**LISTED RECORDS**.
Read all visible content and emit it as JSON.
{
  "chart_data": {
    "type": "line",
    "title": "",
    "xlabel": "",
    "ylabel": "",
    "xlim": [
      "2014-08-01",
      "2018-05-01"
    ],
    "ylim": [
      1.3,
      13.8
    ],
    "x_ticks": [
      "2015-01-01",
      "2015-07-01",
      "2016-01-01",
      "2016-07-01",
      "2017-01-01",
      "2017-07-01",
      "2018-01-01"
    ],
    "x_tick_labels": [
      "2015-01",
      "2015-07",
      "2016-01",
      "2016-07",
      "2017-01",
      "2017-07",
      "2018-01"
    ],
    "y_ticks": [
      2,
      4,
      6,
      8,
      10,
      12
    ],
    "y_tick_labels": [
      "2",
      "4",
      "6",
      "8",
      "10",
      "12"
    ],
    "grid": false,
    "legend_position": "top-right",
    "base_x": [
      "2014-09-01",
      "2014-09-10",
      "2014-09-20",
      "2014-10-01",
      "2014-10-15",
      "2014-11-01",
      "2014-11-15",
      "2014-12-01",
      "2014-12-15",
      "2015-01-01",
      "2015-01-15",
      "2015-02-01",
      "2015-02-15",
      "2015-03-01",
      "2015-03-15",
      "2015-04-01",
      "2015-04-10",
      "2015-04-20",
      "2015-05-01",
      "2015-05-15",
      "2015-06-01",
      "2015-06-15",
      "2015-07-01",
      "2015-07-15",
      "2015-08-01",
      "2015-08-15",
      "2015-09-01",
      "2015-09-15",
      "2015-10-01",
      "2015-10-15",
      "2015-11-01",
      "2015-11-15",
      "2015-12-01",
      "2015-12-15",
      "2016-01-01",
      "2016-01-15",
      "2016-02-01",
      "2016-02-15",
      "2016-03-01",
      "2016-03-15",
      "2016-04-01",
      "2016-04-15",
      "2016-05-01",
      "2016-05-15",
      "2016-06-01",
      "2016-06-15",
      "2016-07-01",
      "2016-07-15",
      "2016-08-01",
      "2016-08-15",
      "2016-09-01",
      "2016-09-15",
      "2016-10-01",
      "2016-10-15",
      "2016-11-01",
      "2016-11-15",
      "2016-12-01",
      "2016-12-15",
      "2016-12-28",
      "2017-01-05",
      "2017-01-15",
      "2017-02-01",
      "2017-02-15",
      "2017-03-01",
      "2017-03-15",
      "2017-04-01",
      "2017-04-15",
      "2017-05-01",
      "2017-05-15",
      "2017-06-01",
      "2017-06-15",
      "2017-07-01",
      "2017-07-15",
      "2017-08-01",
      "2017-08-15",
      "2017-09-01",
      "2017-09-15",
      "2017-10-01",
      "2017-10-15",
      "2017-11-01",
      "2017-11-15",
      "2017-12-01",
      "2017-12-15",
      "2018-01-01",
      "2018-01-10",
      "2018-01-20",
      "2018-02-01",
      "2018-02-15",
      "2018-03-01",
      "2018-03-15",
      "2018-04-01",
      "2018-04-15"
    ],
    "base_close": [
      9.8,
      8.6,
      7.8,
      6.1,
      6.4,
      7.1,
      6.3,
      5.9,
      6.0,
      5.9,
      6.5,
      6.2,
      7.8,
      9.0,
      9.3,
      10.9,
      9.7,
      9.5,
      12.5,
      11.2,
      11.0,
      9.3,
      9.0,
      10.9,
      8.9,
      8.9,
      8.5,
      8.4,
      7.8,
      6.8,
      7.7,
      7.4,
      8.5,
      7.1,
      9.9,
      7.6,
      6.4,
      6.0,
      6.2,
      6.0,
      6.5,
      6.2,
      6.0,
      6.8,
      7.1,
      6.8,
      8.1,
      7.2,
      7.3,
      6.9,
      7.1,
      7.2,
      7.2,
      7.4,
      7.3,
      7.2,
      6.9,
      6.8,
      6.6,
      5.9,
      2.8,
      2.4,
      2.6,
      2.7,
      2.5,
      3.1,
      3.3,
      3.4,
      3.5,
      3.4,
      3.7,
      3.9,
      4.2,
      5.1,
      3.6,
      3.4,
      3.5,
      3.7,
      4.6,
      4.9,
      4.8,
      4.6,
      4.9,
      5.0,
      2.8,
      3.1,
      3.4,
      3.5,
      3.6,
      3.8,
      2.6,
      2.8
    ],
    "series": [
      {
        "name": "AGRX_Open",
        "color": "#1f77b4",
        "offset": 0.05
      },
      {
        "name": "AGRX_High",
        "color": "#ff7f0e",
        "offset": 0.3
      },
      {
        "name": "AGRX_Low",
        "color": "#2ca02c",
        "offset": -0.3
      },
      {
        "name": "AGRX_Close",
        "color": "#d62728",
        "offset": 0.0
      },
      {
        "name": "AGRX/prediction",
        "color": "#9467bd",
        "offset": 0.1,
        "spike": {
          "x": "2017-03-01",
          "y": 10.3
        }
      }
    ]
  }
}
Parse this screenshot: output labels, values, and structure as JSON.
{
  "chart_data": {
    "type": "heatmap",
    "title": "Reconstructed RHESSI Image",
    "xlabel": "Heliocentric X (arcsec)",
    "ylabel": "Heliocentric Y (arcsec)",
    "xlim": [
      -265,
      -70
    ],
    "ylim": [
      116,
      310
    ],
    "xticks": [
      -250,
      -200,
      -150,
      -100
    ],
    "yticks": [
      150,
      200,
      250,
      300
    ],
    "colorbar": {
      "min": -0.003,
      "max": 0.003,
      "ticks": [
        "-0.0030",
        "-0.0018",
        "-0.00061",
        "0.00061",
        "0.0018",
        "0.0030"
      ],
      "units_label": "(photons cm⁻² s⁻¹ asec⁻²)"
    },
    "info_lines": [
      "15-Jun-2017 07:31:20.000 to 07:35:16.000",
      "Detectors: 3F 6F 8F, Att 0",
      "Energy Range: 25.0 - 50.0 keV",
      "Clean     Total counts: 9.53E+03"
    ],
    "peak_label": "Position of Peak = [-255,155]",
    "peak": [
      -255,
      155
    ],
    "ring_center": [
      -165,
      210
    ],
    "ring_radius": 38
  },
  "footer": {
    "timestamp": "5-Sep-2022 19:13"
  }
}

**INSTRUCTION**.
Set all of the entries down again, exactly as they were given.

**SOLUTION**.
Read all visible content and emit it as JSON.
{
  "chart_data": {
    "type": "line",
    "title": "",
    "xlabel": "",
    "ylabel": "",
    "xlim": [
      "2014-08-01",
      "2018-05-01"
    ],
    "ylim": [
      1.3,
      13.8
    ],
    "x_ticks": [
      "2015-01-01",
      "2015-07-01",
      "2016-01-01",
      "2016-07-01",
      "2017-01-01",
      "2017-07-01",
      "2018-01-01"
    ],
    "x_tick_labels": [
      "2015-01",
      "2015-07",
      "2016-01",
      "2016-07",
      "2017-01",
      "2017-07",
      "2018-01"
    ],
    "y_ticks": [
      2,
      4,
      6,
      8,
      10,
      12
    ],
    "y_tick_labels": [
      "2",
      "4",
      "6",
      "8",
      "10",
      "12"
    ],
    "grid": false,
    "legend_position": "top-right",
    "base_x": [
      "2014-09-01",
      "2014-09-10",
      "2014-09-20",
      "2014-10-01",
      "2014-10-15",
      "2014-11-01",
      "2014-11-15",
      "2014-12-01",
      "2014-12-15",
      "2015-01-01",
      "2015-01-15",
      "2015-02-01",
      "2015-02-15",
      "2015-03-01",
      "2015-03-15",
      "2015-04-01",
      "2015-04-10",
      "2015-04-20",
      "2015-05-01",
      "2015-05-15",
      "2015-06-01",
      "2015-06-15",
      "2015-07-01",
      "2015-07-15",
      "2015-08-01",
      "2015-08-15",
      "2015-09-01",
      "2015-09-15",
      "2015-10-01",
      "2015-10-15",
      "2015-11-01",
      "2015-11-15",
      "2015-12-01",
      "2015-12-15",
      "2016-01-01",
      "2016-01-15",
      "2016-02-01",
      "2016-02-15",
      "2016-03-01",
      "2016-03-15",
      "2016-04-01",
      "2016-04-15",
      "2016-05-01",
      "2016-05-15",
      "2016-06-01",
      "2016-06-15",
      "2016-07-01",
      "2016-07-15",
      "2016-08-01",
      "2016-08-15",
      "2016-09-01",
      "2016-09-15",
      "2016-10-01",
      "2016-10-15",
      "2016-11-01",
      "2016-11-15",
      "2016-12-01",
      "2016-12-15",
      "2016-12-28",
      "2017-01-05",
      "2017-01-15",
      "2017-02-01",
      "2017-02-15",
      "2017-03-01",
      "2017-03-15",
      "2017-04-01",
      "2017-04-15",
      "2017-05-01",
      "2017-05-15",
      "2017-06-01",
      "2017-06-15",
      "2017-07-01",
      "2017-07-15",
      "2017-08-01",
      "2017-08-15",
      "2017-09-01",
      "2017-09-15",
      "2017-10-01",
      "2017-10-15",
      "2017-11-01",
      "2017-11-15",
      "2017-12-01",
      "2017-12-15",
      "2018-01-01",
      "2018-01-10",
      "2018-01-20",
      "2018-02-01",
      "2018-02-15",
      "2018-03-01",
      "2018-03-15",
      "2018-04-01",
      "2018-04-15"
    ],
    "base_close": [
      9.8,
      8.6,
      7.8,
      6.1,
      6.4,
      7.1,
      6.3,
      5.9,
      6.0,
      5.9,
      6.5,
      6.2,
      7.8,
      9.0,
      9.3,
      10.9,
      9.7,
      9.5,
      12.5,
      11.2,
      11.0,
      9.3,
      9.0,
      10.9,
      8.9,
      8.9,
      8.5,
      8.4,
      7.8,
      6.8,
      7.7,
      7.4,
      8.5,
      7.1,
      9.9,
      7.6,
      6.4,
      6.0,
      6.2,
      6.0,
      6.5,
      6.2,
      6.0,
      6.8,
      7.1,
      6.8,
      8.1,
      7.2,
      7.3,
      6.9,
      7.1,
      7.2,
      7.2,
      7.4,
      7.3,
      7.2,
      6.9,
      6.8,
      6.6,
      5.9,
      2.8,
      2.4,
      2.6,
      2.7,
      2.5,
      3.1,
      3.3,
      3.4,
      3.5,
      3.4,
      3.7,
      3.9,
      4.2,
      5.1,
      3.6,
      3.4,
      3.5,
      3.7,
      4.6,
      4.9,
      4.8,
      4.6,
      4.9,
      5.0,
      2.8,
      3.1,
      3.4,
      3.5,
      3.6,
      3.8,
      2.6,
      2.8
    ],
    "series": [
      {
        "name": "AGRX_Open",
        "color": "#1f77b4",
        "offset": 0.05
      },
      {
        "name": "AGRX_High",
        "color": "#ff7f0e",
        "offset": 0.3
      },
      {
        "name": "AGRX_Low",
        "color": "#2ca02c",
        "offset": -0.3
      },
      {
        "name": "AGRX_Close",
        "color": "#d62728",
        "offset": 0.0
      },
      {
        "name": "AGRX/prediction",
        "color": "#9467bd",
        "offset": 0.1,
        "spike": {
          "x": "2017-03-01",
          "y": 10.3
        }
      }
    ]
  }
}
Parse this screenshot: output labels, values, and structure as JSON.
{
  "chart_data": {
    "type": "heatmap",
    "title": "Reconstructed RHESSI Image",
    "xlabel": "Heliocentric X (arcsec)",
    "ylabel": "Heliocentric Y (arcsec)",
    "xlim": [
      -265,
      -70
    ],
    "ylim": [
      116,
      310
    ],
    "xticks": [
      -250,
      -200,
      -150,
      -100
    ],
    "yticks": [
      150,
      200,
      250,
      300
    ],
    "colorbar": {
      "min": -0.003,
      "max": 0.003,
      "ticks": [
        "-0.0030",
        "-0.0018",
        "-0.00061",
        "0.00061",
        "0.0018",
        "0.0030"
      ],
      "units_label": "(photons cm⁻² s⁻¹ asec⁻²)"
    },
    "info_lines": [
      "15-Jun-2017 07:31:20.000 to 07:35:16.000",
      "Detectors: 3F 6F 8F, Att 0",
      "Energy Range: 25.0 - 50.0 keV",
      "Clean     Total counts: 9.53E+03"
    ],
    "peak_label": "Position of Peak = [-255,155]",
    "peak": [
      -255,
      155
    ],
    "ring_center": [
      -165,
      210
    ],
    "ring_radius": 38
  },
  "footer": {
    "timestamp": "5-Sep-2022 19:13"
  }
}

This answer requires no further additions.